* Document section:
━━━

Abstract
Background
Increasing evidence implies the participation of long non-coding RNAs (lncRNAs) in chemoresistance to cancer treatment. Their role and molecular mechanisms in breast cancer chemoresistance, nevertheless, are yet not considerably elucidated. In this work, we research the function of small nucleolar RNA host gene 15 (SNHG15) in cisplatin (DDP) resistance of breast cancer and uncover the underlying molecular mechanism.
Methods
SNHG15 and miR-381 expression levels were detected using Quantitative real-time PCR (qRT-PCR) analysis. The functional roles of SNHG15 and miR-381 in breast cancer were determined using MTT assay and flow cytometry analysis. The effect of SNHG15 on miR-381 expression was determined using Luciferase reporter assay, RNA immunoprecipitation (RIP) assay and qRT-PCR analysis.
Results
SNHG15 was found to be up-regulated in cisplatin resistant breast cancer tissues and cell lines. Breast cancer patients with high SNHG15 expression had a poor prognosis. SNHG15 silencing enhanced cisplatin sensitivity of MCF-7/DDP and MDA-MB-231/DDP cells. Additionally, SNHG15 could function as a miR-381 sponge. miR-381 overexpression could overcome cisplatin resistance. miR-381 knockdown countered SNHG15 knockdown-mediated enhancement of cisplatin sensitivity in MCF-7/DDP and MDA-MB-231/DDP cells. Besides, SNHG15 knockdown facilitated cisplatin sensitivity of cisplatin resistant breast cancer cells in vivo.
Conclusion
In summary, SNHG15 knockdown overcame cisplatin resistance of breast cancer by sponging miR-381, providing a novel therapeutic target for breast cancer.
Keywords: breast cancer, cisplatin, small nucleolar RNA host gene 15, miR-381
Introduction
Breast cancer is a most common malignancy in women worldwide and a major serious health threat to women.1 Even though impressive improvements have been achieved in diagnosis and therapy of breast cancer in the past decade, prognosis for advanced breast cancer remains relatively poor.2 Platinum-based chemotherapy is a significant therapeutic strategy for breast cancer patients.3 Nevertheless, chemoresistance remains a key barrier to the efficacy of chemotherapy drugs for cancers, including breast cancer.4,5 Hence, to sequentially elucidate the underlying mechanism and discover new therapeutic targets are essential for developing effective therapies for breast cancer patients.
Long non-coding RNAs (lncRNAs) are a group of endogenous non-protein-coding RNAs with more than 200 nucleotides in length.6 Recently, lncRNAs were discovered to play crucial regulatory roles in various biological processes, including tumorigenesis process.7 Increasing evidence indicates that lncRNAs are usually deregulated in malignant tumors’ progression.8–10 Moreover, dysregulated lncRNAs have been reported to be implicated with cisplatin resistance in various cancers.11 LncRNA small nucleolar RNA host gene 15 (SNHG15), an intergenic lncRNA located on chromosome 7p13, belongs to a family of non-coding RNAs that hosting snoRNAs.12 Previous studies suggest that SNHG15 could promote cancer cell proliferation and invasiveness and is able to play as a crucial determinant role in the chemoresistance.13 However, the functional role of SNHG15 in cisplatin (DDP) resistance in breast cancer has not been evaluated.

━━━

* Requirement 1: According to the breast cancer study text, on which chromosome is SNHG15 located?
* Requirement 2: Return everything in the breast cancer study text from "Keywords: breast cancer, cisplatin, small" down to "therapies for breast cancer patients.".

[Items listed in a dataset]
━━━

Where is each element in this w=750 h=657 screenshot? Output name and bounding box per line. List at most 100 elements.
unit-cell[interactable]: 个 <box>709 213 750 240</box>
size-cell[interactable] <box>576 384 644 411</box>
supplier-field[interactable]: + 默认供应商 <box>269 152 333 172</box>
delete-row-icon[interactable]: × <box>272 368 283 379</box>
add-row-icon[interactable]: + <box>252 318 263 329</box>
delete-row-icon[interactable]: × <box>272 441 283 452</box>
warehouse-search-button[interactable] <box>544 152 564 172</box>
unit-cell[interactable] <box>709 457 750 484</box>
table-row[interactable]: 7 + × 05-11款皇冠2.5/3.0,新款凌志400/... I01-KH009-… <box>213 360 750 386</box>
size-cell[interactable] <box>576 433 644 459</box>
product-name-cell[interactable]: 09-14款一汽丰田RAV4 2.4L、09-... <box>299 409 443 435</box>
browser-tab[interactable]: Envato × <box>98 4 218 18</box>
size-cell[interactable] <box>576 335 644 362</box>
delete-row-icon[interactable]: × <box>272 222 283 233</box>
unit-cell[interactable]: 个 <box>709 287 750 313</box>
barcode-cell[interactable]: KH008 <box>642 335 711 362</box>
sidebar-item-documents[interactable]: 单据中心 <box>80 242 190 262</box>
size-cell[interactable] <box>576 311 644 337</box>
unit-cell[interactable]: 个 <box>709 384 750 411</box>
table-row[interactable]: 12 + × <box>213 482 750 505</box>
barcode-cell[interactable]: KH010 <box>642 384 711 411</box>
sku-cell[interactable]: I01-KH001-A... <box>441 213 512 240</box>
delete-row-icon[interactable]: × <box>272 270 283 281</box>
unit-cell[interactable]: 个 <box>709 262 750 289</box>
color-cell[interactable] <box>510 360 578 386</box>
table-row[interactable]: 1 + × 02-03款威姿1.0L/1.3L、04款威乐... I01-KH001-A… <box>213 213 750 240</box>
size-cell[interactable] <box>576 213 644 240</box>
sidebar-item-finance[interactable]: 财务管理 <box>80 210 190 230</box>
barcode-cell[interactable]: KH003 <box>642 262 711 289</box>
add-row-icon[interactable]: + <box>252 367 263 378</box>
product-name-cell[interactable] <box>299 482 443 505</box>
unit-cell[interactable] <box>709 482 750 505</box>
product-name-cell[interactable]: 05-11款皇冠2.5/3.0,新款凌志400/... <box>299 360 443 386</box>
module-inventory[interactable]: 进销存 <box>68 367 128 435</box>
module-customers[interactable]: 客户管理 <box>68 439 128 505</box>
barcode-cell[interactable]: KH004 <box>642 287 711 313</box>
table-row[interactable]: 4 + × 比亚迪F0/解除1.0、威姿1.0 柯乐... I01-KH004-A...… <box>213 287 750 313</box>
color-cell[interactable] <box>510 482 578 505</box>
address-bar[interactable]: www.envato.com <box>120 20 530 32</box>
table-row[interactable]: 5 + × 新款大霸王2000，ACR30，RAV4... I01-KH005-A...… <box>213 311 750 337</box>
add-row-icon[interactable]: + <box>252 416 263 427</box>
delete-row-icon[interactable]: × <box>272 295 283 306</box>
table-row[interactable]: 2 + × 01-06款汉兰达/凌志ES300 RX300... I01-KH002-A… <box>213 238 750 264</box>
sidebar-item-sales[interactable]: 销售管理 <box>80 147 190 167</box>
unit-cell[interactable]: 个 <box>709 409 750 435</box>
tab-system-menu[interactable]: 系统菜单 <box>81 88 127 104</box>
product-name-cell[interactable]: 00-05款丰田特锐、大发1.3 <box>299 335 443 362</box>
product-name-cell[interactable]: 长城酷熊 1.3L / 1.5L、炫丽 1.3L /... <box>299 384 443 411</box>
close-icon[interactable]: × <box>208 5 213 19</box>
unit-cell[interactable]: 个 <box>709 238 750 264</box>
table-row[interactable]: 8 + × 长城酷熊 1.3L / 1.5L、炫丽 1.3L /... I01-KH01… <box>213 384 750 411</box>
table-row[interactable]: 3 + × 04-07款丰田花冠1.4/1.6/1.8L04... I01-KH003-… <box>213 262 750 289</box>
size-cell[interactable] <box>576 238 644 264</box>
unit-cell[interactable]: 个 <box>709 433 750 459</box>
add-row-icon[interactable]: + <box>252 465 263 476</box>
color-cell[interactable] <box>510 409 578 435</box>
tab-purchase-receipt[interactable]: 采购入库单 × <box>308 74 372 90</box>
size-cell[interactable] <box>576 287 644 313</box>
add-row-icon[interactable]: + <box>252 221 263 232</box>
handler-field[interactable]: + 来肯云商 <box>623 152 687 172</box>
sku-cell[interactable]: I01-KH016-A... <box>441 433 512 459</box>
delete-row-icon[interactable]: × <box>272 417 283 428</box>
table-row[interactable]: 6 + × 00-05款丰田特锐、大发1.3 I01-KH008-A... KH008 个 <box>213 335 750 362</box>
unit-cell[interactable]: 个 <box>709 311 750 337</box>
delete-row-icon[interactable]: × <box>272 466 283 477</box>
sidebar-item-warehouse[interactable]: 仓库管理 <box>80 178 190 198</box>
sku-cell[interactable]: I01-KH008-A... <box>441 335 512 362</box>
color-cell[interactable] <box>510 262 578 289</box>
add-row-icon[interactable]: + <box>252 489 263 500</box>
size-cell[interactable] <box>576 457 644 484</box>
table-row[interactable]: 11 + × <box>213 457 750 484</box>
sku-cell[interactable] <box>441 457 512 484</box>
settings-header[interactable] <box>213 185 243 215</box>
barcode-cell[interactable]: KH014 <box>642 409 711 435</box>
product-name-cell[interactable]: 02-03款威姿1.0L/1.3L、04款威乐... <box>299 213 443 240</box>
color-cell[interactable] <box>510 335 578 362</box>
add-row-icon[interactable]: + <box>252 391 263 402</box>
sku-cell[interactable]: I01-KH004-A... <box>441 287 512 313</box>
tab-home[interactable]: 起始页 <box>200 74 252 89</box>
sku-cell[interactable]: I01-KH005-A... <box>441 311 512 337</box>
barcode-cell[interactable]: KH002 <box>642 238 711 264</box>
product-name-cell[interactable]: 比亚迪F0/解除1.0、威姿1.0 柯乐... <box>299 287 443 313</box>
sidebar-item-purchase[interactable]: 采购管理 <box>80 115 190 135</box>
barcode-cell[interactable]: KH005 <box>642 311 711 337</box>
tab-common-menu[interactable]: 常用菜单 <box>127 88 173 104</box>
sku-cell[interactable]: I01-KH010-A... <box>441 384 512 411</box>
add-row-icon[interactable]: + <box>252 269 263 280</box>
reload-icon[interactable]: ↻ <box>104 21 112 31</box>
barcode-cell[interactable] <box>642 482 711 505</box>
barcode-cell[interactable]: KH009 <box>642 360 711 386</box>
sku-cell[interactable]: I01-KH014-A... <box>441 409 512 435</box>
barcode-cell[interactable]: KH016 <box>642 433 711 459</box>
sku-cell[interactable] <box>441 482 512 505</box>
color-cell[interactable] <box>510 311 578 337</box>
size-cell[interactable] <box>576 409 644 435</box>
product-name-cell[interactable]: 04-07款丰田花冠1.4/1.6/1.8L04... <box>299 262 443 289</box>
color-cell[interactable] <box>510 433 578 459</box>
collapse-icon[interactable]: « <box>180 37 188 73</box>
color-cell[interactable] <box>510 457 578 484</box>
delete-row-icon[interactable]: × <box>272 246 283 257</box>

━━━

* Answer area 1: Chromosome 7p13.

* Answer area 2:
Keywords: breast cancer, cisplatin, small nucleolar RNA host gene 15, miR-381
Introduction
Breast cancer is a most common malignancy in women worldwide and a major serious health threat to women.1 Even though impressive improvements have been achieved in diagnosis and therapy of breast cancer in the past decade, prognosis for advanced breast cancer remains relatively poor.2 Platinum-based chemotherapy is a significant therapeutic strategy for breast cancer patients.3 Nevertheless, chemoresistance remains a key barrier to the efficacy of chemotherapy drugs for cancers, including breast cancer.4,5 Hence, to sequentially elucidate the underlying mechanism and discover new therapeutic targets are essential for developing effective therapies for breast cancer patients.